• [Required work]:
1. In the Popular Theatre Movement passage, what national organization did the workshop members propose to establish?
2. Please reproduce the Popular Theatre Movement passage from "From the standpoint" to "would soon change.".

• [Document segment]:
If the Popular Theatre Movement really was a movement, it was because the techniques and methods it produced were developed over time, tested and improved in thousands of such workshops across the country. The Thunder Bay workshop was by no means the first, but it was the key moment that marked the convergence of professional theatreworkers and popular theatre educators. It was also key in the subtexts of power, gender and race that filled the room. Jan Selman, then artistic director of Catalyst Theatre, and one of the formative figures in legitimizing popular theatre as theatrework in Canada, later wrote, “To my middle-class, white, female, northern eyes this international crowd was very male (entirely), very patriarchal, was dominated by the white men in their group and was very convinced that they had the answers. It was tempting to dismiss much. However, what remains dominant from me almost two decades later, is that the experience was perhaps the most deeply challenging national experience of my life. […] For me, theatre was redefined: as a political process within community, as opposed to, to be simplistic again, a well-intentioned expression of the community’s social issues.”(11)

From the standpoint of the twenty-first century it seems inconceivable that a workshop on social action theatre would be predominantly male and that the Canadians would be all white. But in inviting participants, Kidd had looked to representatives of the theatre companies that he identified as principal agents of interventionist theatre (including the Mummers, GCTC and Catalyst), and in the early eighties, even in leftist theatres, residual masculinism was only just beginning to pay attention to feminist critiques of male power. My own recollection was that issues of oppression and colonialism were framed almost entirely as issues of class, and that gender inequity was understood by most of the men involved as a superstructural consequence. And no-one questioned the absolute whiteness of the Canadian contingent – although that would soon change.

The Canadian Popular Theatre Alliance The plenary sessions of the Bread and Circuses Festival of Canadian Theatre accepted the proposition brought by the members of the workshop to establish a national organization, to be known as the Canadian Popular Theatre Alliance (CPTA). It was originally proposed as an association of professional activist theatre companies, however loosely that term might be applied (in general, ‘professional’ was a code word meaning recognition by the Canada Council.). A separate category for individual memberships was accepted, but with resistance from those who saw the organization as a left-wing alternative to the entrenched theatre estate. For that same reason ‘amateur’ companies were to be excluded from company membership but could apply for individual membership. This provision of course failed to anticipate the later realization that in popular theatre the distinctions of professional and amateur were always problematic, and both of these conditions very quickly evaporated.

• [Stored data]:
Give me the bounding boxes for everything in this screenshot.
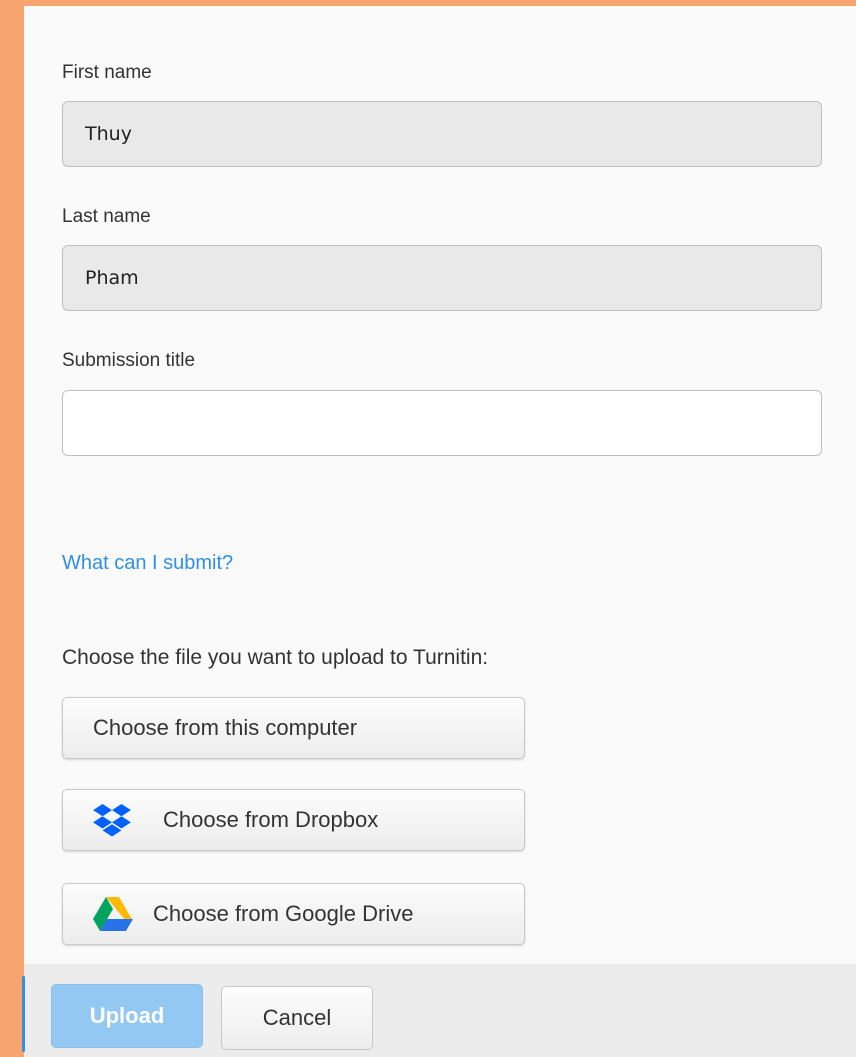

• [Solutions in order]:
1. The Canadian Popular Theatre Alliance (CPTA).

2.
From the standpoint of the twenty-first century it seems inconceivable that a workshop on social action theatre would be predominantly male and that the Canadians would be all white. But in inviting participants, Kidd had looked to representatives of the theatre companies that he identified as principal agents of interventionist theatre (including the Mummers, GCTC and Catalyst), and in the early eighties, even in leftist theatres, residual masculinism was only just beginning to pay attention to feminist critiques of male power. My own recollection was that issues of oppression and colonialism were framed almost entirely as issues of class, and that gender inequity was understood by most of the men involved as a superstructural consequence. And no-one questioned the absolute whiteness of the Canadian contingent – although that would soon change.